"""

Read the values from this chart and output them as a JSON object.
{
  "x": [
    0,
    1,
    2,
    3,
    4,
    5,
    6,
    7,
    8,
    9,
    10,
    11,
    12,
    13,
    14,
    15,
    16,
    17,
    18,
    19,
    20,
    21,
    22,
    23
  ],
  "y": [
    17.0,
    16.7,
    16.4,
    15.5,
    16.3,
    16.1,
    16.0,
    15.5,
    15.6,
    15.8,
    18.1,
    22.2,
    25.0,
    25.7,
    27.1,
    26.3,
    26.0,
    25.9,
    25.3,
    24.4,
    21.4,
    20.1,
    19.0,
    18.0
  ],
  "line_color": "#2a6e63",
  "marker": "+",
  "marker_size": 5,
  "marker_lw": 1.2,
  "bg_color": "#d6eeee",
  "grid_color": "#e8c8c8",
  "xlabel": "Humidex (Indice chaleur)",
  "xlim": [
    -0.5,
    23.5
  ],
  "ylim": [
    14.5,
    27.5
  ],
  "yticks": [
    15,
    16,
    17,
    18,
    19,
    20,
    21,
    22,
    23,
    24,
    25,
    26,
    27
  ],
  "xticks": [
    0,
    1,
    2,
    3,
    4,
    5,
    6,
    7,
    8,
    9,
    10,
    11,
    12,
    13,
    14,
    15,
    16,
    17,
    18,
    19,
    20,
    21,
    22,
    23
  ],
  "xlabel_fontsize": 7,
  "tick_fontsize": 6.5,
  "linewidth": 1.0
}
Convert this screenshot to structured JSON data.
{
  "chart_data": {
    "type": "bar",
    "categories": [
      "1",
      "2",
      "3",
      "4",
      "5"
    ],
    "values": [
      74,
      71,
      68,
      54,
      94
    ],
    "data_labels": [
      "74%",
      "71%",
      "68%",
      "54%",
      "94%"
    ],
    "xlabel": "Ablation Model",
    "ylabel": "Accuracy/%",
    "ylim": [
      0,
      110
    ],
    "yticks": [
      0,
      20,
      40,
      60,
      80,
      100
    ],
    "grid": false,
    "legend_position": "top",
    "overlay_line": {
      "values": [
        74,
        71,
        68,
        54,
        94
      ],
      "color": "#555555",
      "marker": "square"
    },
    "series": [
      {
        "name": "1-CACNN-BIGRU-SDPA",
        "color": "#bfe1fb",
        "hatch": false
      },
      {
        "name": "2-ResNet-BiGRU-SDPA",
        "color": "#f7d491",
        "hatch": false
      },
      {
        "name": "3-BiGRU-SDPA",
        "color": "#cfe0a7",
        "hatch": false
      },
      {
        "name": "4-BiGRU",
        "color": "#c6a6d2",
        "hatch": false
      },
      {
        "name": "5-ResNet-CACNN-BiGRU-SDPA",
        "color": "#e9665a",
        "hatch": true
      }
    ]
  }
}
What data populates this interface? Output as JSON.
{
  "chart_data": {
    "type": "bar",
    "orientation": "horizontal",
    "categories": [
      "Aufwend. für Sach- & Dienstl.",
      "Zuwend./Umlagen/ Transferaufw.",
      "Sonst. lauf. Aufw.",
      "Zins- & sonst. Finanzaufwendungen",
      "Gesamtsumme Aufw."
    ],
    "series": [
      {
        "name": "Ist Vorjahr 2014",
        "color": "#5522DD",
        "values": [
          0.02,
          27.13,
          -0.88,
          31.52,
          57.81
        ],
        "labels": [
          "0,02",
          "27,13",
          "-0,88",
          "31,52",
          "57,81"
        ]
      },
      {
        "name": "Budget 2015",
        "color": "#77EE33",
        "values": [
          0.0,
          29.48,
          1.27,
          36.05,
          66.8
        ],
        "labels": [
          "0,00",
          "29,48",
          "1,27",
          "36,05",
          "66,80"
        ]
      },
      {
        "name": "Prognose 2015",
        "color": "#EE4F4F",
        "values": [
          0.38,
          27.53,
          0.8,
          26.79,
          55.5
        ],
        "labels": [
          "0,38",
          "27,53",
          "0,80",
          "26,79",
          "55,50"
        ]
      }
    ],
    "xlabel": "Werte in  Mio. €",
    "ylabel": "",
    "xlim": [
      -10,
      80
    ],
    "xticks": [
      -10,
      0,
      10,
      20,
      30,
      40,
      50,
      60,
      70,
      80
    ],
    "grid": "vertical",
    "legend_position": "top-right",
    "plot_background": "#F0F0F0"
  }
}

"""

• _Directive_: Copy every line of the material, please, keeping it exactly the same.

• _Solution for this exercise_:
Read the values from this chart and output them as a JSON object.
{
  "x": [
    0,
    1,
    2,
    3,
    4,
    5,
    6,
    7,
    8,
    9,
    10,
    11,
    12,
    13,
    14,
    15,
    16,
    17,
    18,
    19,
    20,
    21,
    22,
    23
  ],
  "y": [
    17.0,
    16.7,
    16.4,
    15.5,
    16.3,
    16.1,
    16.0,
    15.5,
    15.6,
    15.8,
    18.1,
    22.2,
    25.0,
    25.7,
    27.1,
    26.3,
    26.0,
    25.9,
    25.3,
    24.4,
    21.4,
    20.1,
    19.0,
    18.0
  ],
  "line_color": "#2a6e63",
  "marker": "+",
  "marker_size": 5,
  "marker_lw": 1.2,
  "bg_color": "#d6eeee",
  "grid_color": "#e8c8c8",
  "xlabel": "Humidex (Indice chaleur)",
  "xlim": [
    -0.5,
    23.5
  ],
  "ylim": [
    14.5,
    27.5
  ],
  "yticks": [
    15,
    16,
    17,
    18,
    19,
    20,
    21,
    22,
    23,
    24,
    25,
    26,
    27
  ],
  "xticks": [
    0,
    1,
    2,
    3,
    4,
    5,
    6,
    7,
    8,
    9,
    10,
    11,
    12,
    13,
    14,
    15,
    16,
    17,
    18,
    19,
    20,
    21,
    22,
    23
  ],
  "xlabel_fontsize": 7,
  "tick_fontsize": 6.5,
  "linewidth": 1.0
}
Convert this screenshot to structured JSON data.
{
  "chart_data": {
    "type": "bar",
    "categories": [
      "1",
      "2",
      "3",
      "4",
      "5"
    ],
    "values": [
      74,
      71,
      68,
      54,
      94
    ],
    "data_labels": [
      "74%",
      "71%",
      "68%",
      "54%",
      "94%"
    ],
    "xlabel": "Ablation Model",
    "ylabel": "Accuracy/%",
    "ylim": [
      0,
      110
    ],
    "yticks": [
      0,
      20,
      40,
      60,
      80,
      100
    ],
    "grid": false,
    "legend_position": "top",
    "overlay_line": {
      "values": [
        74,
        71,
        68,
        54,
        94
      ],
      "color": "#555555",
      "marker": "square"
    },
    "series": [
      {
        "name": "1-CACNN-BIGRU-SDPA",
        "color": "#bfe1fb",
        "hatch": false
      },
      {
        "name": "2-ResNet-BiGRU-SDPA",
        "color": "#f7d491",
        "hatch": false
      },
      {
        "name": "3-BiGRU-SDPA",
        "color": "#cfe0a7",
        "hatch": false
      },
      {
        "name": "4-BiGRU",
        "color": "#c6a6d2",
        "hatch": false
      },
      {
        "name": "5-ResNet-CACNN-BiGRU-SDPA",
        "color": "#e9665a",
        "hatch": true
      }
    ]
  }
}
What data populates this interface? Output as JSON.
{
  "chart_data": {
    "type": "bar",
    "orientation": "horizontal",
    "categories": [
      "Aufwend. für Sach- & Dienstl.",
      "Zuwend./Umlagen/ Transferaufw.",
      "Sonst. lauf. Aufw.",
      "Zins- & sonst. Finanzaufwendungen",
      "Gesamtsumme Aufw."
    ],
    "series": [
      {
        "name": "Ist Vorjahr 2014",
        "color": "#5522DD",
        "values": [
          0.02,
          27.13,
          -0.88,
          31.52,
          57.81
        ],
        "labels": [
          "0,02",
          "27,13",
          "-0,88",
          "31,52",
          "57,81"
        ]
      },
      {
        "name": "Budget 2015",
        "color": "#77EE33",
        "values": [
          0.0,
          29.48,
          1.27,
          36.05,
          66.8
        ],
        "labels": [
          "0,00",
          "29,48",
          "1,27",
          "36,05",
          "66,80"
        ]
      },
      {
        "name": "Prognose 2015",
        "color": "#EE4F4F",
        "values": [
          0.38,
          27.53,
          0.8,
          26.79,
          55.5
        ],
        "labels": [
          "0,38",
          "27,53",
          "0,80",
          "26,79",
          "55,50"
        ]
      }
    ],
    "xlabel": "Werte in  Mio. €",
    "ylabel": "",
    "xlim": [
      -10,
      80
    ],
    "xticks": [
      -10,
      0,
      10,
      20,
      30,
      40,
      50,
      60,
      70,
      80
    ],
    "grid": "vertical",
    "legend_position": "top-right",
    "plot_background": "#F0F0F0"
  }
}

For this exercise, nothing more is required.